EXERCISE DESCRIPTION:
Check each line of the data for "http" and select those that have it.

RECORDS FOR THE TASK:
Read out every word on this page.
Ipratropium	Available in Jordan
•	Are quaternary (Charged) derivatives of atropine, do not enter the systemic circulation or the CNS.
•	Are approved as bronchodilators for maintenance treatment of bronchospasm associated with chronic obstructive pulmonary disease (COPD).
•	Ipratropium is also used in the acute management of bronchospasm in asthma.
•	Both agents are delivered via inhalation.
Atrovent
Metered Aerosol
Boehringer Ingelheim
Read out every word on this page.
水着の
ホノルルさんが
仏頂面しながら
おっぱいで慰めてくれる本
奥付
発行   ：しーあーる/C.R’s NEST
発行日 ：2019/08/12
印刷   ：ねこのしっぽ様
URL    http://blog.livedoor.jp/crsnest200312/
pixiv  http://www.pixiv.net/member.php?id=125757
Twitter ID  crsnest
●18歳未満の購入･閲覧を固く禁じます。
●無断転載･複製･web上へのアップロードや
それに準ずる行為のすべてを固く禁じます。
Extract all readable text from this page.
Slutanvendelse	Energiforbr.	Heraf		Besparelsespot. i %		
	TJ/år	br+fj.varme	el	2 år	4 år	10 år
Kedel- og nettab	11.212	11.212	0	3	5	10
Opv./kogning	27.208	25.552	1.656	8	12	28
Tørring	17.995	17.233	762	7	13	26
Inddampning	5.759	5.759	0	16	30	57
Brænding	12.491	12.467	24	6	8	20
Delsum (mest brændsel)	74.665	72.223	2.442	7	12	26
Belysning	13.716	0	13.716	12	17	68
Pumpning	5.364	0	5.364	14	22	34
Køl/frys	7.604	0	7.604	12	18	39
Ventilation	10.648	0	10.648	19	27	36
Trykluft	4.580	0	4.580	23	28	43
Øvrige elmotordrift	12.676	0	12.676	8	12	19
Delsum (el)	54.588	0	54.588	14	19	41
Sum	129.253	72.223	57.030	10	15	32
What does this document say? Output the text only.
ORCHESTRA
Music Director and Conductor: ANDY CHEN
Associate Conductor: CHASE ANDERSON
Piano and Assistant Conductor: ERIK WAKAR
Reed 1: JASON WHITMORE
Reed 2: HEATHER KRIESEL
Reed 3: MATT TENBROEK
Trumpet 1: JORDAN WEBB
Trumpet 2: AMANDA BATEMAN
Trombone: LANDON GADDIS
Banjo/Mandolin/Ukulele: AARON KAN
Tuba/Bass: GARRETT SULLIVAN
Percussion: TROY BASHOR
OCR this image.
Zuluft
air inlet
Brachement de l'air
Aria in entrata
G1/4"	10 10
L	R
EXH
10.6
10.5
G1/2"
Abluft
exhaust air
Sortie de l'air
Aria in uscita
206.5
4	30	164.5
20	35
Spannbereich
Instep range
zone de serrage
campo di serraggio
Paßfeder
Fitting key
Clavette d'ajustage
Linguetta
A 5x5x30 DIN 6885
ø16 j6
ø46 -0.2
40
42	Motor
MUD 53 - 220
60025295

FULL OUTPUT:
URL    http://blog.livedoor.jp/crsnest200312/
pixiv  http://www.pixiv.net/member.php?id=125757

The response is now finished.